[Your objective] Return all of the data exactly as written, without the pictures.

***** Dataset rows

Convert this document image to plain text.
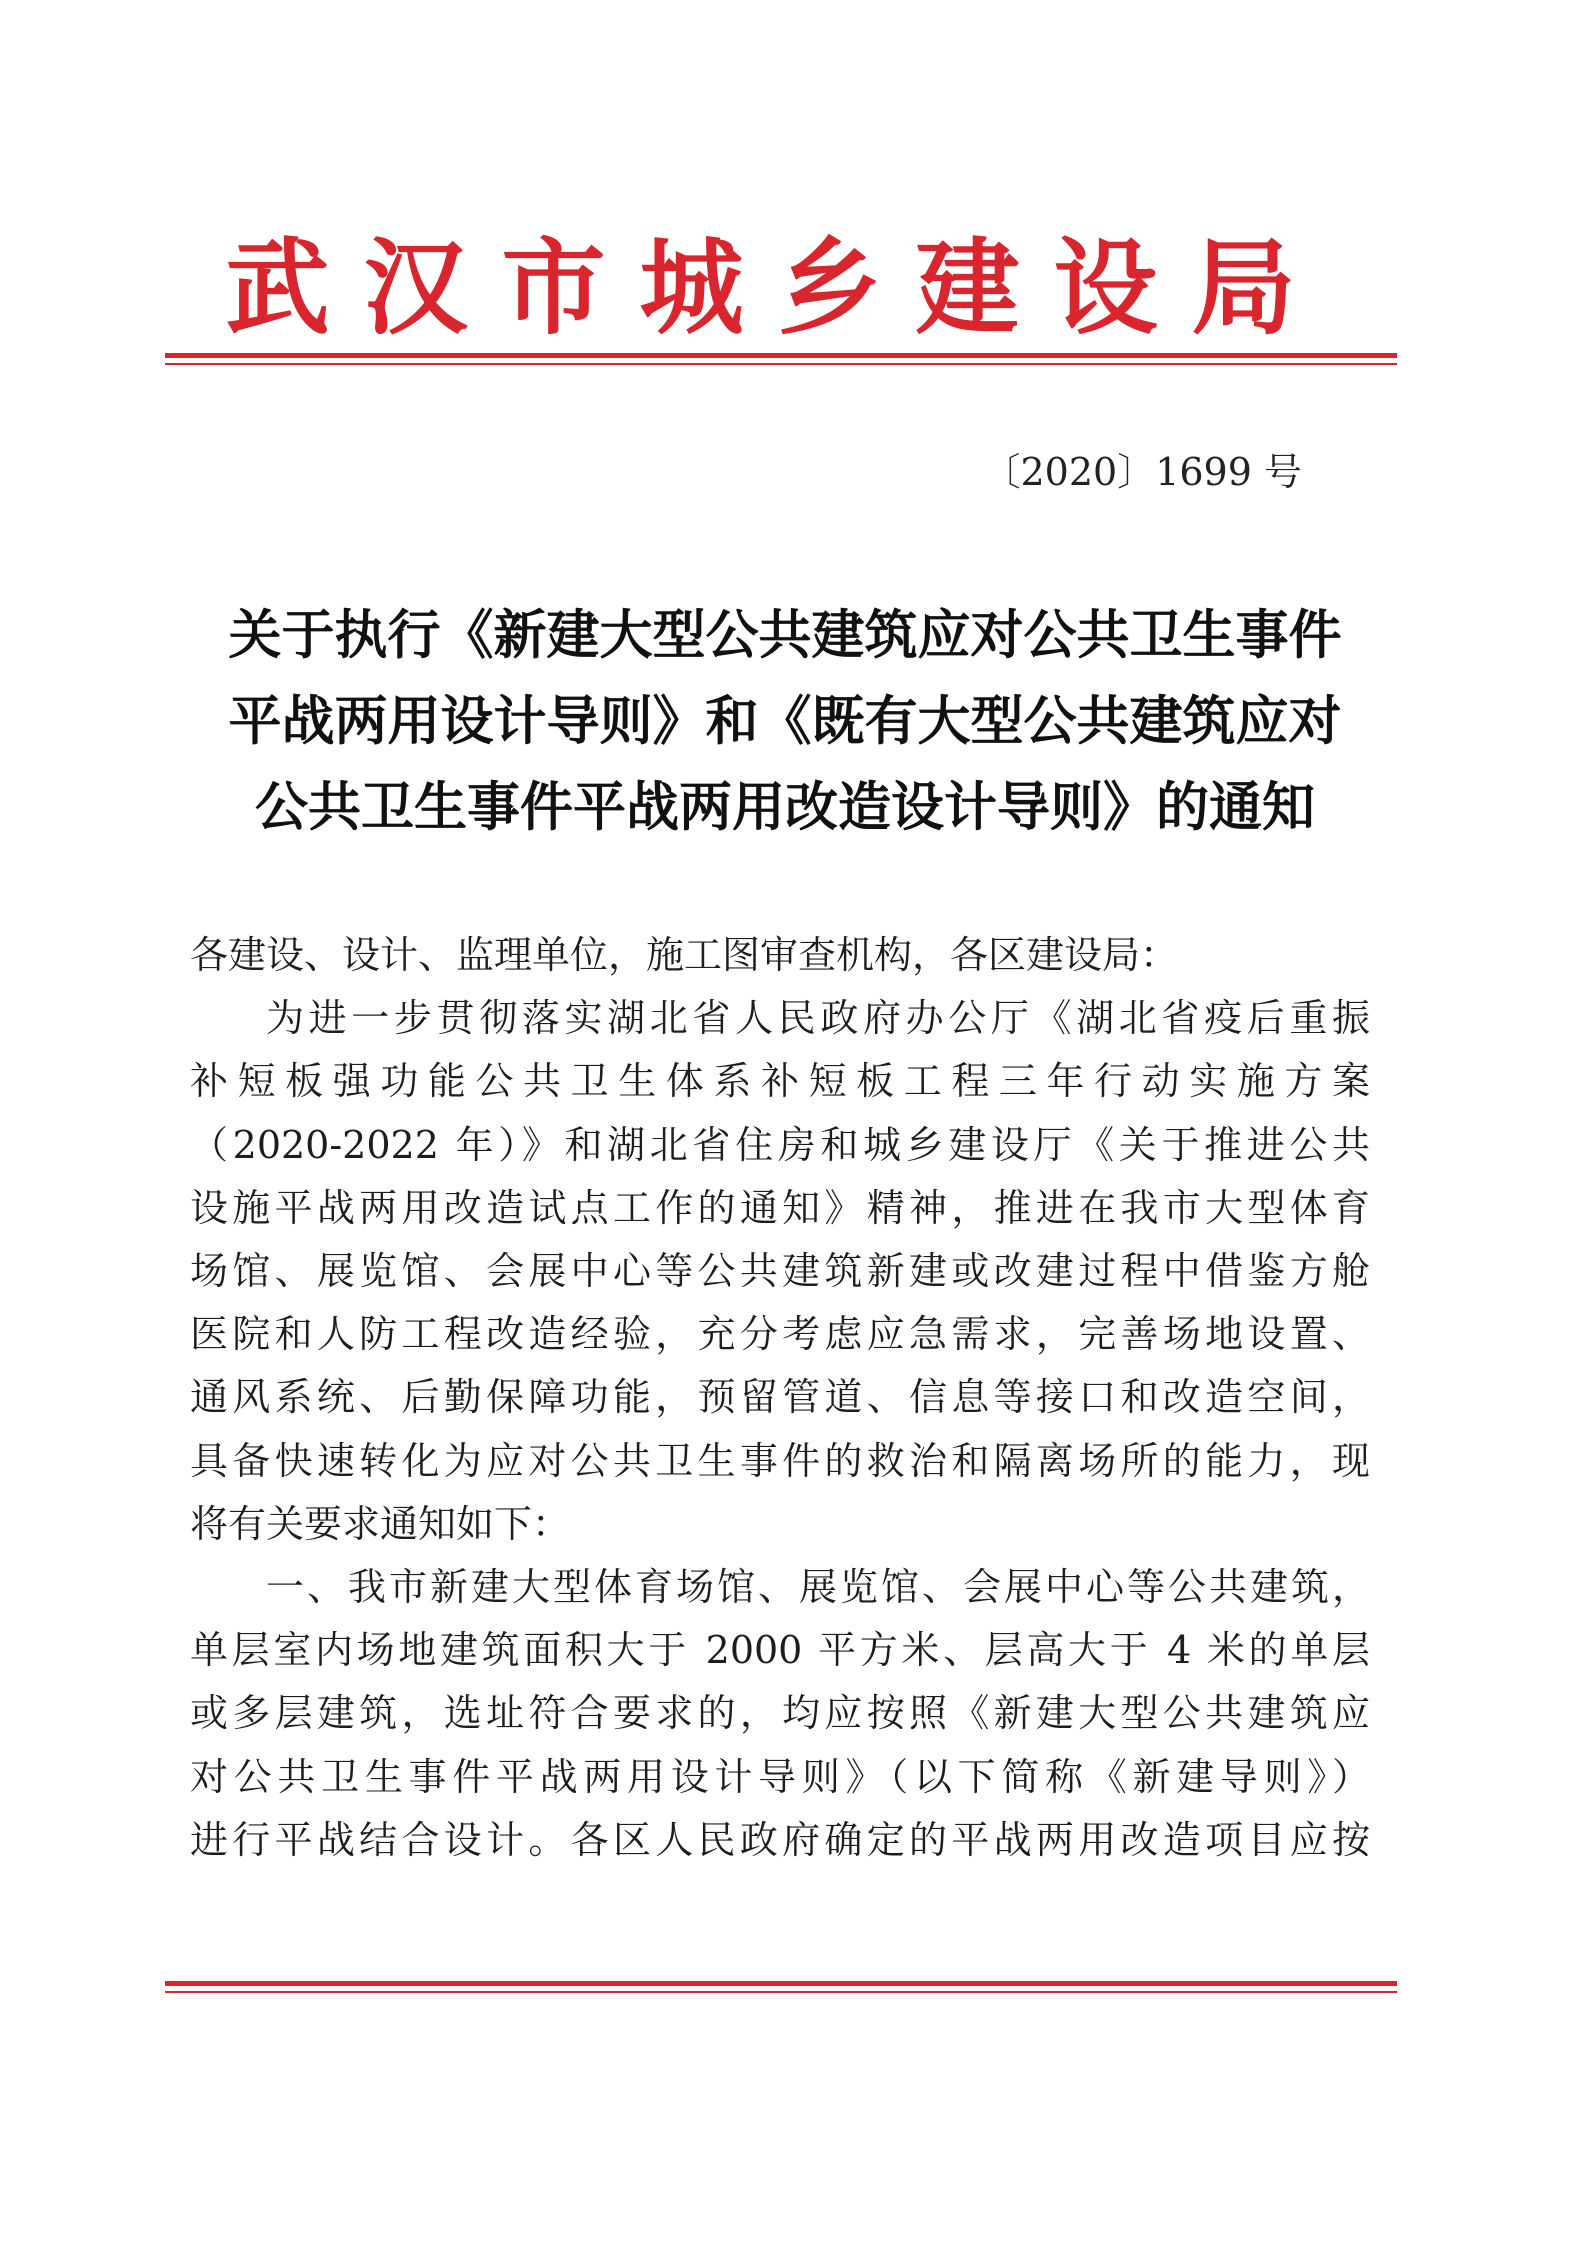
武汉市城乡建设局
〔2020〕1699 号
关于执行《新建大型公共建筑应对公共卫生事件
平战两用设计导则》和《既有大型公共建筑应对
公共卫生事件平战两用改造设计导则》的通知
各建设、设计、监理单位，施工图审查机构，各区建设局：
为进一步贯彻落实湖北省人民政府办公厅《湖北省疫后重振
补短板强功能公共卫生体系补短板工程三年行动实施方案
（2020-2022 年）》和湖北省住房和城乡建设厅《关于推进公共
设施平战两用改造试点工作的通知》精神，推进在我市大型体育
场馆、展览馆、会展中心等公共建筑新建或改建过程中借鉴方舱
医院和人防工程改造经验，充分考虑应急需求，完善场地设置、
通风系统、后勤保障功能，预留管道、信息等接口和改造空间，
具备快速转化为应对公共卫生事件的救治和隔离场所的能力，现
将有关要求通知如下：
一、我市新建大型体育场馆、展览馆、会展中心等公共建筑，
单层室内场地建筑面积大于 2000 平方米、层高大于 4 米的单层
或多层建筑，选址符合要求的，均应按照《新建大型公共建筑应
对公共卫生事件平战两用设计导则》（以下简称《新建导则》）
进行平战结合设计。各区人民政府确定的平战两用改造项目应按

**********

[Output for this task]
Convert this document image to plain text.
武汉市城乡建设局
〔2020〕1699 号
关于执行《新建大型公共建筑应对公共卫生事件
平战两用设计导则》和《既有大型公共建筑应对
公共卫生事件平战两用改造设计导则》的通知
各建设、设计、监理单位，施工图审查机构，各区建设局：
为进一步贯彻落实湖北省人民政府办公厅《湖北省疫后重振
补短板强功能公共卫生体系补短板工程三年行动实施方案
（2020-2022 年）》和湖北省住房和城乡建设厅《关于推进公共
设施平战两用改造试点工作的通知》精神，推进在我市大型体育
场馆、展览馆、会展中心等公共建筑新建或改建过程中借鉴方舱
医院和人防工程改造经验，充分考虑应急需求，完善场地设置、
通风系统、后勤保障功能，预留管道、信息等接口和改造空间，
具备快速转化为应对公共卫生事件的救治和隔离场所的能力，现
将有关要求通知如下：
一、我市新建大型体育场馆、展览馆、会展中心等公共建筑，
单层室内场地建筑面积大于 2000 平方米、层高大于 4 米的单层
或多层建筑，选址符合要求的，均应按照《新建大型公共建筑应
对公共卫生事件平战两用设计导则》（以下简称《新建导则》）
进行平战结合设计。各区人民政府确定的平战两用改造项目应按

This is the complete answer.